> _Exercise description_:
Convert each line in the rows below into a numbered list item. Skip blank lines and leave the text of every line unchanged.
====
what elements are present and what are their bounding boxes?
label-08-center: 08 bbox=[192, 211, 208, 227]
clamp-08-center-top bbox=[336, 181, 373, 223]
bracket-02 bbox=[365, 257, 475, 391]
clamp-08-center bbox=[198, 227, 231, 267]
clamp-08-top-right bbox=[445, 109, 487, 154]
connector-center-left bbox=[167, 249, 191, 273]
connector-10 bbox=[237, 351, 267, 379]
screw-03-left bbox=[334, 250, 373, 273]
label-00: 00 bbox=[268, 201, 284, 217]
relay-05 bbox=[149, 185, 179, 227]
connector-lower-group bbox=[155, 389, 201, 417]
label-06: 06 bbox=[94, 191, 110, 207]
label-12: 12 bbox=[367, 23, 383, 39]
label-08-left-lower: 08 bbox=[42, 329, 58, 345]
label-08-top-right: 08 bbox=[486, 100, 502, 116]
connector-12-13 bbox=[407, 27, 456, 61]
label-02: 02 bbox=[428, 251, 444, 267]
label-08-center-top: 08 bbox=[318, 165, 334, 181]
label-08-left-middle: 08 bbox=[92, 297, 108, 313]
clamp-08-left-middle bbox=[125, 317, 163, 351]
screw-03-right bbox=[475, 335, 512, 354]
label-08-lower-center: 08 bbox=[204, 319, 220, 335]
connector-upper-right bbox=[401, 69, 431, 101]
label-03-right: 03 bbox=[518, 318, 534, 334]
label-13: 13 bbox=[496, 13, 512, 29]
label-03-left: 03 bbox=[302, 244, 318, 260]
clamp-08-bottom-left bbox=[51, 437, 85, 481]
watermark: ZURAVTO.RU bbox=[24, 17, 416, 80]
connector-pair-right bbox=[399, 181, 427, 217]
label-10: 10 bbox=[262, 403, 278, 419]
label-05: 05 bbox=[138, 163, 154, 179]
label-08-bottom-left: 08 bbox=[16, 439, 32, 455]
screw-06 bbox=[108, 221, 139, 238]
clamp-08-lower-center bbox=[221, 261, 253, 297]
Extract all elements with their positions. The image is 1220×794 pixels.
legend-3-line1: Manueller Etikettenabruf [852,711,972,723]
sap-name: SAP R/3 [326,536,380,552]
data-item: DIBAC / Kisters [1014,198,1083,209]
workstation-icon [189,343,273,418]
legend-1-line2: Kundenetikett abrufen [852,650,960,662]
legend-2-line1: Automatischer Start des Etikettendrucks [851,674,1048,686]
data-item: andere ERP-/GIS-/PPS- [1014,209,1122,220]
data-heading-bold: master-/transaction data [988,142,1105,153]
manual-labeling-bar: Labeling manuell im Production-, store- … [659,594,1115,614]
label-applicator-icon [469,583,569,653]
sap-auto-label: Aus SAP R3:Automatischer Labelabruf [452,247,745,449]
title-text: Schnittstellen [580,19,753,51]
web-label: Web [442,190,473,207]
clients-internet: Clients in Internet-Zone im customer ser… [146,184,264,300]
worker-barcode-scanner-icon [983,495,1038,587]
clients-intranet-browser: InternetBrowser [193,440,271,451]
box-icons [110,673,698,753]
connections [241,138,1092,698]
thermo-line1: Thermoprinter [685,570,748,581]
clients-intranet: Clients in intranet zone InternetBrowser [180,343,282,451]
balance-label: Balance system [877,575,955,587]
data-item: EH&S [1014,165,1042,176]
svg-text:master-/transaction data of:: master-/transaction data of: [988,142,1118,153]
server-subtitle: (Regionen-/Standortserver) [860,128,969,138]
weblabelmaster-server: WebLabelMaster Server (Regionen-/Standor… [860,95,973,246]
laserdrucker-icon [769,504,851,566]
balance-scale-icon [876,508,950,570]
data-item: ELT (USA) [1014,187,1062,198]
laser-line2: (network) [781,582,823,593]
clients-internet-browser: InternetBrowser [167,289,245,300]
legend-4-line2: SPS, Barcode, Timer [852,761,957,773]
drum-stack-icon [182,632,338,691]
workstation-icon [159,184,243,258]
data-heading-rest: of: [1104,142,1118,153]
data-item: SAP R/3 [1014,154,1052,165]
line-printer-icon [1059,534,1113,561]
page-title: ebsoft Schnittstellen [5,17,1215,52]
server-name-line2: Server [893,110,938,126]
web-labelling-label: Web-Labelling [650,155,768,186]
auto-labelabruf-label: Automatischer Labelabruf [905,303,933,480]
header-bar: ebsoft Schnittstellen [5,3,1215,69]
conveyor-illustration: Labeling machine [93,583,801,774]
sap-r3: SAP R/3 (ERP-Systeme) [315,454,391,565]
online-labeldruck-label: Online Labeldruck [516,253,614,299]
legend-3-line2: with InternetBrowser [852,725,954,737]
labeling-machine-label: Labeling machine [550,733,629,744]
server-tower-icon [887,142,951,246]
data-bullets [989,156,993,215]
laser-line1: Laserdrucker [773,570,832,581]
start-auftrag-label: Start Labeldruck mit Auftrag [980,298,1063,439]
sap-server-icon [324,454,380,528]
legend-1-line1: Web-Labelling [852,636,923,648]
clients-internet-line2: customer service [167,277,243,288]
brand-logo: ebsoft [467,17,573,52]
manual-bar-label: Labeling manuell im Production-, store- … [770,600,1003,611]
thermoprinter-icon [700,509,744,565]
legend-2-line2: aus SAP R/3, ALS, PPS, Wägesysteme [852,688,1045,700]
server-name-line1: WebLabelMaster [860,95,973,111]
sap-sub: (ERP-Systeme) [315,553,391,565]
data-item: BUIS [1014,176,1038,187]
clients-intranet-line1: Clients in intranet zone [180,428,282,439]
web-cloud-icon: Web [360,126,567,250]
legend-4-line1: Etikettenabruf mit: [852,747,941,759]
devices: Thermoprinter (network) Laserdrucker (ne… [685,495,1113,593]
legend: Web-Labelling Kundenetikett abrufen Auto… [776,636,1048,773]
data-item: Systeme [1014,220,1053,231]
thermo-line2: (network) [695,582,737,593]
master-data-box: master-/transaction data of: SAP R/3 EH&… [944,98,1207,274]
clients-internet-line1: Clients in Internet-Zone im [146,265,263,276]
====
> _Task result_:
1. what elements are present and what are their bounding boxes?
2. label-08-center: 08 bbox=[192, 211, 208, 227]
3. clamp-08-center-top bbox=[336, 181, 373, 223]
4. bracket-02 bbox=[365, 257, 475, 391]
5. clamp-08-center bbox=[198, 227, 231, 267]
6. clamp-08-top-right bbox=[445, 109, 487, 154]
7. connector-center-left bbox=[167, 249, 191, 273]
8. connector-10 bbox=[237, 351, 267, 379]
9. screw-03-left bbox=[334, 250, 373, 273]
10. label-00: 00 bbox=[268, 201, 284, 217]
11. relay-05 bbox=[149, 185, 179, 227]
12. connector-lower-group bbox=[155, 389, 201, 417]
13. label-06: 06 bbox=[94, 191, 110, 207]
14. label-12: 12 bbox=[367, 23, 383, 39]
15. label-08-left-lower: 08 bbox=[42, 329, 58, 345]
16. label-08-top-right: 08 bbox=[486, 100, 502, 116]
17. connector-12-13 bbox=[407, 27, 456, 61]
18. label-02: 02 bbox=[428, 251, 444, 267]
19. label-08-center-top: 08 bbox=[318, 165, 334, 181]
20. label-08-left-middle: 08 bbox=[92, 297, 108, 313]
21. clamp-08-left-middle bbox=[125, 317, 163, 351]
22. screw-03-right bbox=[475, 335, 512, 354]
23. label-08-lower-center: 08 bbox=[204, 319, 220, 335]
24. connector-upper-right bbox=[401, 69, 431, 101]
25. label-03-right: 03 bbox=[518, 318, 534, 334]
26. label-13: 13 bbox=[496, 13, 512, 29]
27. label-03-left: 03 bbox=[302, 244, 318, 260]
28. clamp-08-bottom-left bbox=[51, 437, 85, 481]
29. watermark: ZURAVTO.RU bbox=[24, 17, 416, 80]
30. connector-pair-right bbox=[399, 181, 427, 217]
31. label-10: 10 bbox=[262, 403, 278, 419]
32. label-05: 05 bbox=[138, 163, 154, 179]
33. label-08-bottom-left: 08 bbox=[16, 439, 32, 455]
34. screw-06 bbox=[108, 221, 139, 238]
35. clamp-08-lower-center bbox=[221, 261, 253, 297]
36. Extract all elements with their positions. The image is 1220×794 pixels.
37. legend-3-line1: Manueller Etikettenabruf [852,711,972,723]
38. sap-name: SAP R/3 [326,536,380,552]
39. data-item: DIBAC / Kisters [1014,198,1083,209]
40. workstation-icon [189,343,273,418]
41. legend-1-line2: Kundenetikett abrufen [852,650,960,662]
42. legend-2-line1: Automatischer Start des Etikettendrucks [851,674,1048,686]
43. data-item: andere ERP-/GIS-/PPS- [1014,209,1122,220]
44. data-heading-bold: master-/transaction data [988,142,1105,153]
45. manual-labeling-bar: Labeling manuell im Production-, store- … [659,594,1115,614]
46. label-applicator-icon [469,583,569,653]
47. sap-auto-label: Aus SAP R3:Automatischer Labelabruf [452,247,745,449]
48. title-text: Schnittstellen [580,19,753,51]
49. web-label: Web [442,190,473,207]
50. clients-internet: Clients in Internet-Zone im customer ser… [146,184,264,300]
51. worker-barcode-scanner-icon [983,495,1038,587]
52. clients-intranet-browser: InternetBrowser [193,440,271,451]
53. box-icons [110,673,698,753]
54. connections [241,138,1092,698]
55. thermo-line1: Thermoprinter [685,570,748,581]
56. clients-intranet: Clients in intranet zone InternetBrowser [180,343,282,451]
57. balance-label: Balance system [877,575,955,587]
58. data-item: EH&S [1014,165,1042,176]
59. svg-text:master-/transaction data of:: master-/transaction data of: [988,142,1118,153]
60. server-subtitle: (Regionen-/Standortserver) [860,128,969,138]
61. weblabelmaster-server: WebLabelMaster Server (Regionen-/Standor… [860,95,973,246]
62. laserdrucker-icon [769,504,851,566]
63. balance-scale-icon [876,508,950,570]
64. data-item: ELT (USA) [1014,187,1062,198]
65. laser-line2: (network) [781,582,823,593]
66. clients-internet-browser: InternetBrowser [167,289,245,300]
67. legend-4-line2: SPS, Barcode, Timer [852,761,957,773]
68. drum-stack-icon [182,632,338,691]
69. workstation-icon [159,184,243,258]
70. data-heading-rest: of: [1104,142,1118,153]
71. data-item: SAP R/3 [1014,154,1052,165]
72. line-printer-icon [1059,534,1113,561]
73. page-title: ebsoft Schnittstellen [5,17,1215,52]
74. server-name-line2: Server [893,110,938,126]
75. web-labelling-label: Web-Labelling [650,155,768,186]
76. auto-labelabruf-label: Automatischer Labelabruf [905,303,933,480]
77. header-bar: ebsoft Schnittstellen [5,3,1215,69]
78. conveyor-illustration: Labeling machine [93,583,801,774]
79. sap-r3: SAP R/3 (ERP-Systeme) [315,454,391,565]
80. online-labeldruck-label: Online Labeldruck [516,253,614,299]
81. legend-3-line2: with InternetBrowser [852,725,954,737]
82. labeling-machine-label: Labeling machine [550,733,629,744]
83. server-tower-icon [887,142,951,246]
84. data-bullets [989,156,993,215]
85. laser-line1: Laserdrucker [773,570,832,581]
86. start-auftrag-label: Start Labeldruck mit Auftrag [980,298,1063,439]
87. sap-server-icon [324,454,380,528]
88. legend-1-line1: Web-Labelling [852,636,923,648]
89. clients-internet-line2: customer service [167,277,243,288]
90. brand-logo: ebsoft [467,17,573,52]
91. manual-bar-label: Labeling manuell im Production-, store- … [770,600,1003,611]
92. thermoprinter-icon [700,509,744,565]
93. legend-2-line2: aus SAP R/3, ALS, PPS, Wägesysteme [852,688,1045,700]
94. server-name-line1: WebLabelMaster [860,95,973,111]
95. sap-sub: (ERP-Systeme) [315,553,391,565]
96. data-item: BUIS [1014,176,1038,187]
97. clients-intranet-line1: Clients in intranet zone [180,428,282,439]
98. web-cloud-icon: Web [360,126,567,250]
99. legend-4-line1: Etikettenabruf mit: [852,747,941,759]
100. devices: Thermoprinter (network) Laserdrucker (ne… [685,495,1113,593]
101. legend: Web-Labelling Kundenetikett abrufen Auto… [776,636,1048,773]
102. data-item: Systeme [1014,220,1053,231]
103. thermo-line2: (network) [695,582,737,593]
104. master-data-box: master-/transaction data of: SAP R/3 EH&… [944,98,1207,274]
105. clients-internet-line1: Clients in Internet-Zone im [146,265,263,276]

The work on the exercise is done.